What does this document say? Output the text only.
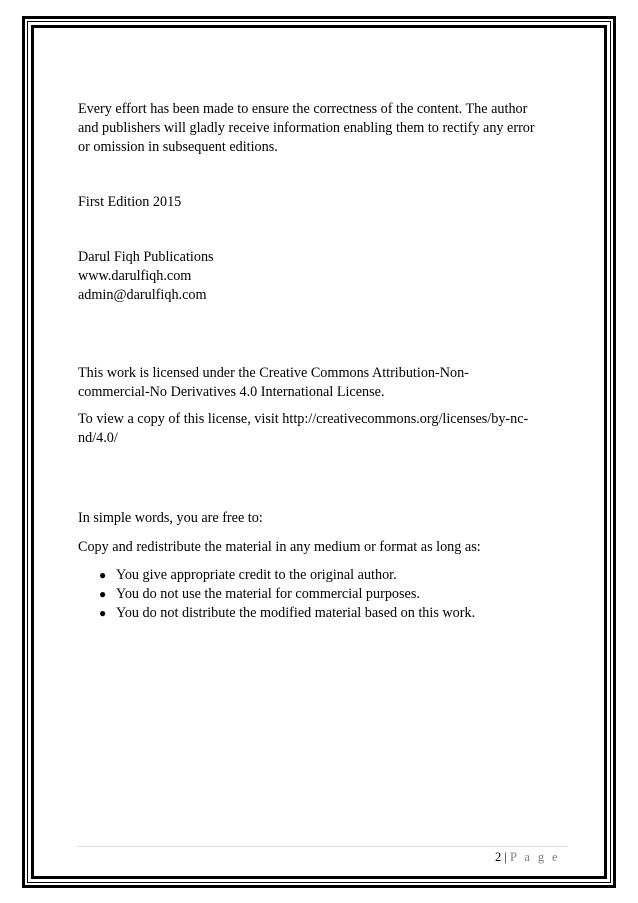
Every effort has been made to ensure the correctness of the content. The author
and publishers will gladly receive information enabling them to rectify any error
or omission in subsequent editions.

First Edition 2015

Darul Fiqh Publications
www.darulfiqh.com
admin@darulfiqh.com

This work is licensed under the Creative Commons Attribution-Non-
commercial-No Derivatives 4.0 International License.

To view a copy of this license, visit http://creativecommons.org/licenses/by-nc-
nd/4.0/

In simple words, you are free to:

Copy and redistribute the material in any medium or format as long as:

● You give appropriate credit to the original author.
● You do not use the material for commercial purposes.
● You do not distribute the modified material based on this work.
2 | P a g e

######

## Short task
Identify each line holding the string "commercial", and copy it out.

## Problem solution
commercial-No Derivatives 4.0 International License.
● You do not use the material for commercial purposes.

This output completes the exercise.